:: Exercise instructions ::
Skip the pictures and quote all of the lines exactly.

:: Excerpted records ::
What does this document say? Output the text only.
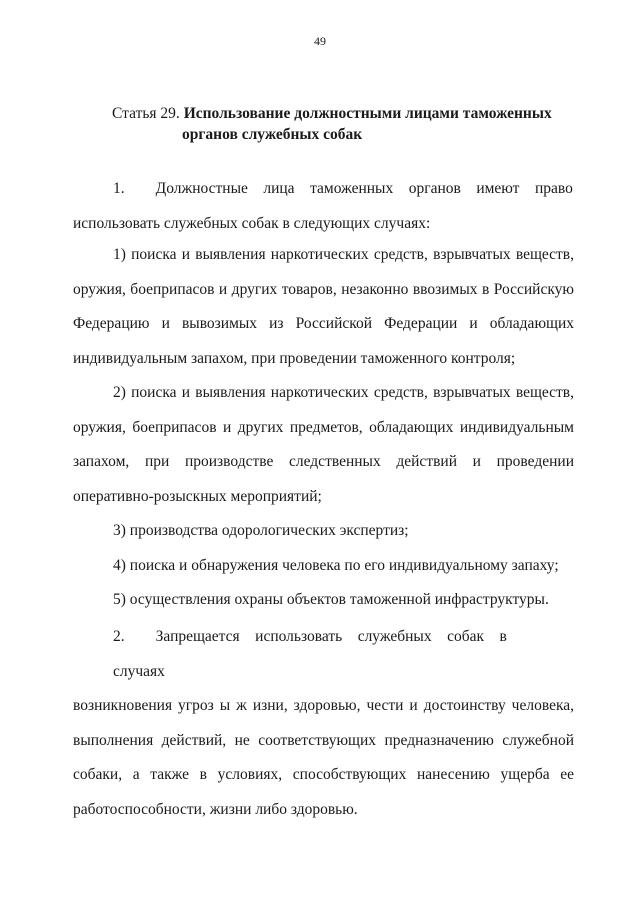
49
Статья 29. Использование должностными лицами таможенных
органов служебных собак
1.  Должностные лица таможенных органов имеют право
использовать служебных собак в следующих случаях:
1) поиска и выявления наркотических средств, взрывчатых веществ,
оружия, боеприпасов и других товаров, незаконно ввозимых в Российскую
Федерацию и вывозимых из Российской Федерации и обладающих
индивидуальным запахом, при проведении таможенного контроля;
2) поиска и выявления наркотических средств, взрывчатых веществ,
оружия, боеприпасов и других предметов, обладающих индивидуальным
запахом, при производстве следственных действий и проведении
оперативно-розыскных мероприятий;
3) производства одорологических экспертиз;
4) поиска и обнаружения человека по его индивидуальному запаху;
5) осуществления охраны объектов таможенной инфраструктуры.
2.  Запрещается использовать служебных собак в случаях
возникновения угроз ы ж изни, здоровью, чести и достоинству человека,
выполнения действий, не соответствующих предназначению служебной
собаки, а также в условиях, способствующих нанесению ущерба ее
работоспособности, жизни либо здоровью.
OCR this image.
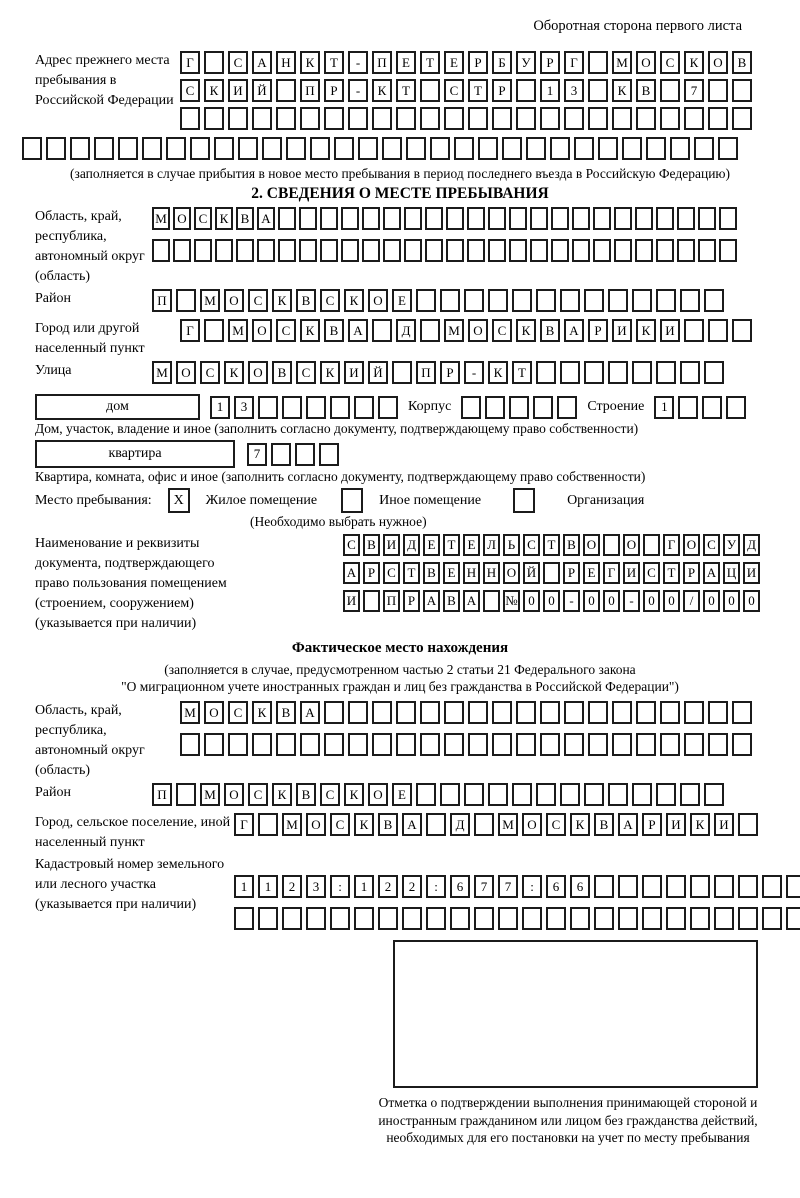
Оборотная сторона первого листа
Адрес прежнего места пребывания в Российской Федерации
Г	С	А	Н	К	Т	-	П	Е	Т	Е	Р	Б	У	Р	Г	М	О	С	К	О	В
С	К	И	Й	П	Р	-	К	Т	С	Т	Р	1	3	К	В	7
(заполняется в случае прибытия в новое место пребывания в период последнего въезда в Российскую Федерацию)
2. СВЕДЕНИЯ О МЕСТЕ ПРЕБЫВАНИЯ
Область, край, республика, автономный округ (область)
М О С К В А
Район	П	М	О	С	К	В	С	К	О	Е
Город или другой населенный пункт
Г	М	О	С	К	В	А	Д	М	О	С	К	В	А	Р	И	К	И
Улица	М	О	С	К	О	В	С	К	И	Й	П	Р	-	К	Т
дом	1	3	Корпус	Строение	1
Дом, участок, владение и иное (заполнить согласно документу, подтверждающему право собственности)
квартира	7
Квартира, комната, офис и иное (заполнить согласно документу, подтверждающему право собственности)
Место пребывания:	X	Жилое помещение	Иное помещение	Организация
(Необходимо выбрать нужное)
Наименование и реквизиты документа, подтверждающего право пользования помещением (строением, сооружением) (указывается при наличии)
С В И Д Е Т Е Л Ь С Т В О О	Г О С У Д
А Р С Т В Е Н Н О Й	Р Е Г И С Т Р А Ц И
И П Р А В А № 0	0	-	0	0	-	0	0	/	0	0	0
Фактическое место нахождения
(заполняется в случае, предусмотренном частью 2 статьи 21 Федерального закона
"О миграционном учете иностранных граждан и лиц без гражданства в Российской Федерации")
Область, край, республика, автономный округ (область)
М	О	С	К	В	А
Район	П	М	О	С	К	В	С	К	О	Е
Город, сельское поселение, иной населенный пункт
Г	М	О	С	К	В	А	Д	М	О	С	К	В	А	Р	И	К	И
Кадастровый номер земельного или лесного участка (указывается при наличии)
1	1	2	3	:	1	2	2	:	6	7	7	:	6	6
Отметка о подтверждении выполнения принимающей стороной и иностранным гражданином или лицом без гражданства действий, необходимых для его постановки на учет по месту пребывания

:: Solution to the problem ::
What does this document say? Output the text only.
49
Статья 29. Использование должностными лицами таможенных
органов служебных собак
1.  Должностные лица таможенных органов имеют право
использовать служебных собак в следующих случаях:
1) поиска и выявления наркотических средств, взрывчатых веществ,
оружия, боеприпасов и других товаров, незаконно ввозимых в Российскую
Федерацию и вывозимых из Российской Федерации и обладающих
индивидуальным запахом, при проведении таможенного контроля;
2) поиска и выявления наркотических средств, взрывчатых веществ,
оружия, боеприпасов и других предметов, обладающих индивидуальным
запахом, при производстве следственных действий и проведении
оперативно-розыскных мероприятий;
3) производства одорологических экспертиз;
4) поиска и обнаружения человека по его индивидуальному запаху;
5) осуществления охраны объектов таможенной инфраструктуры.
2.  Запрещается использовать служебных собак в случаях
возникновения угроз ы ж изни, здоровью, чести и достоинству человека,
выполнения действий, не соответствующих предназначению служебной
собаки, а также в условиях, способствующих нанесению ущерба ее
работоспособности, жизни либо здоровью.
OCR this image.
Оборотная сторона первого листа
Адрес прежнего места пребывания в Российской Федерации
Г	С	А	Н	К	Т	-	П	Е	Т	Е	Р	Б	У	Р	Г	М	О	С	К	О	В
С	К	И	Й	П	Р	-	К	Т	С	Т	Р	1	3	К	В	7
(заполняется в случае прибытия в новое место пребывания в период последнего въезда в Российскую Федерацию)
2. СВЕДЕНИЯ О МЕСТЕ ПРЕБЫВАНИЯ
Область, край, республика, автономный округ (область)
М О С К В А
Район	П	М	О	С	К	В	С	К	О	Е
Город или другой населенный пункт
Г	М	О	С	К	В	А	Д	М	О	С	К	В	А	Р	И	К	И
Улица	М	О	С	К	О	В	С	К	И	Й	П	Р	-	К	Т
дом	1	3	Корпус	Строение	1
Дом, участок, владение и иное (заполнить согласно документу, подтверждающему право собственности)
квартира	7
Квартира, комната, офис и иное (заполнить согласно документу, подтверждающему право собственности)
Место пребывания:	X	Жилое помещение	Иное помещение	Организация
(Необходимо выбрать нужное)
Наименование и реквизиты документа, подтверждающего право пользования помещением (строением, сооружением) (указывается при наличии)
С В И Д Е Т Е Л Ь С Т В О О	Г О С У Д
А Р С Т В Е Н Н О Й	Р Е Г И С Т Р А Ц И
И П Р А В А № 0	0	-	0	0	-	0	0	/	0	0	0
Фактическое место нахождения
(заполняется в случае, предусмотренном частью 2 статьи 21 Федерального закона
"О миграционном учете иностранных граждан и лиц без гражданства в Российской Федерации")
Область, край, республика, автономный округ (область)
М	О	С	К	В	А
Район	П	М	О	С	К	В	С	К	О	Е
Город, сельское поселение, иной населенный пункт
Г	М	О	С	К	В	А	Д	М	О	С	К	В	А	Р	И	К	И
Кадастровый номер земельного или лесного участка (указывается при наличии)
1	1	2	3	:	1	2	2	:	6	7	7	:	6	6
Отметка о подтверждении выполнения принимающей стороной и иностранным гражданином или лицом без гражданства действий, необходимых для его постановки на учет по месту пребывания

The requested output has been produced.